▶ What the exercise asks:
Show every line of the records below that contains the word "structured".

§ §

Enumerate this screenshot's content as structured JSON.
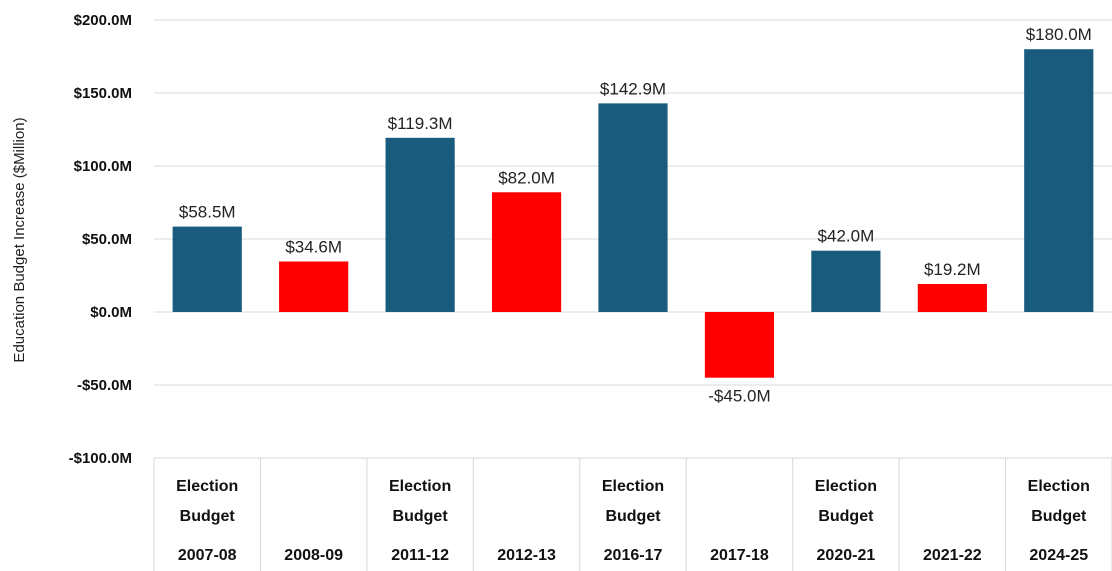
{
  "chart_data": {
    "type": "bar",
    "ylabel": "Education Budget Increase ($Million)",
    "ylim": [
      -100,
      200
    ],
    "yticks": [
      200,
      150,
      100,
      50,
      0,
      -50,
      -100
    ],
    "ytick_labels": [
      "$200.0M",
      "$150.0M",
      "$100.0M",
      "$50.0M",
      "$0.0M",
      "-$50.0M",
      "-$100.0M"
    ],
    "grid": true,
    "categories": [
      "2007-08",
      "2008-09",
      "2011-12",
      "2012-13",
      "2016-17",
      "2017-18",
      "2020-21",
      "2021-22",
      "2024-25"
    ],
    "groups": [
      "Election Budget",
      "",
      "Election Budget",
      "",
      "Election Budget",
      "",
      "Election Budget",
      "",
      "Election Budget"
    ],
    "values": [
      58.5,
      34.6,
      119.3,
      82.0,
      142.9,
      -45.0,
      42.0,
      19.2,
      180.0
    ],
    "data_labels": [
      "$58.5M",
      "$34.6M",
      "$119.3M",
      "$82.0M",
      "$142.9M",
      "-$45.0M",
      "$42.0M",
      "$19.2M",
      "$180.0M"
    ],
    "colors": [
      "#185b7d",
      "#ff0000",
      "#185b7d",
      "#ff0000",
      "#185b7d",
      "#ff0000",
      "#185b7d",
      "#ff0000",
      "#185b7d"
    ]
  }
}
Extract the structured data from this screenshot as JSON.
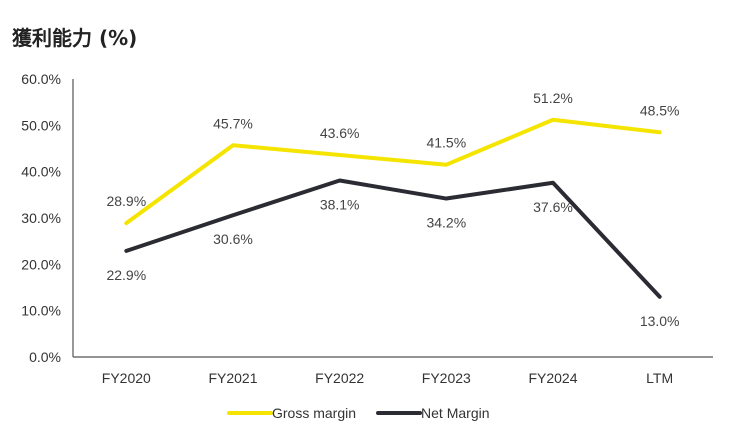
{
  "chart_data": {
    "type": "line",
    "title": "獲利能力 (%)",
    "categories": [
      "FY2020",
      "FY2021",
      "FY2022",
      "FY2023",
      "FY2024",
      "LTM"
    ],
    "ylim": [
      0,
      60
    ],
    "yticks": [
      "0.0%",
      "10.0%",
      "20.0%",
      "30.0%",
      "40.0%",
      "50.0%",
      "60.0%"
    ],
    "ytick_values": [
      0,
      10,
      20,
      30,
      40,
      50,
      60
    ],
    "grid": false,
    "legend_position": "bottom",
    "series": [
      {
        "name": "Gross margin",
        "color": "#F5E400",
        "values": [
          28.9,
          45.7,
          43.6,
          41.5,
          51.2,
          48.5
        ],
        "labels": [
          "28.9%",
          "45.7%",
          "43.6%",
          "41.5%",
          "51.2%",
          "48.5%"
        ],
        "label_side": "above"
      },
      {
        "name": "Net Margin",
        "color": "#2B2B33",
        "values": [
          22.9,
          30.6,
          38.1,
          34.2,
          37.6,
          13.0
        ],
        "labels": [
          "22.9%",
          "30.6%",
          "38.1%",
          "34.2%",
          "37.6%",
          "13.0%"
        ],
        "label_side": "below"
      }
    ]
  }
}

§ §

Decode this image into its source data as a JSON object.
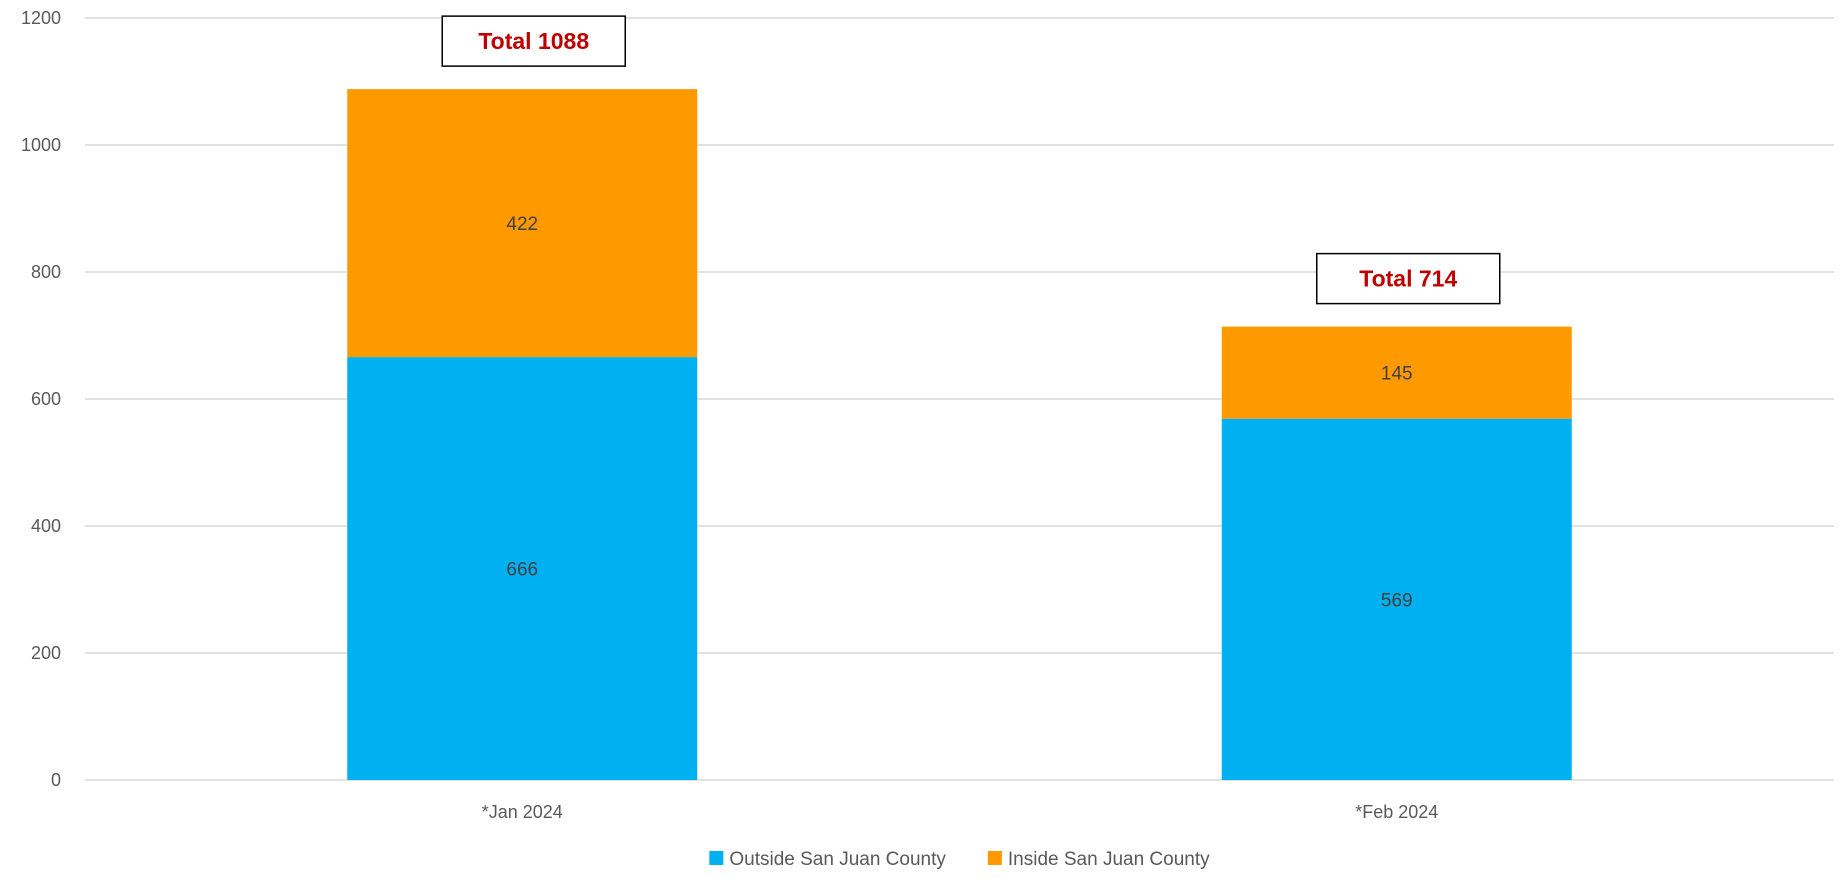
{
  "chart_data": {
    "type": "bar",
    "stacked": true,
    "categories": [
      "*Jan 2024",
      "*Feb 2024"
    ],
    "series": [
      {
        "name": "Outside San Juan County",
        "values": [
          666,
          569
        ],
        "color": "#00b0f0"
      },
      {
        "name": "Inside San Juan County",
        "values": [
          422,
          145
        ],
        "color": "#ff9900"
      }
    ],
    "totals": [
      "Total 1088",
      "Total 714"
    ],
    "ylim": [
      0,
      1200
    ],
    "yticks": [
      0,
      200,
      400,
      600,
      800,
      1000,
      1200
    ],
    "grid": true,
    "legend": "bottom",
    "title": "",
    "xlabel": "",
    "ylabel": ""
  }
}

§ §

▶ Reply:
Enumerate this screenshot's content as structured JSON.
Extract the structured data from this screenshot as JSON.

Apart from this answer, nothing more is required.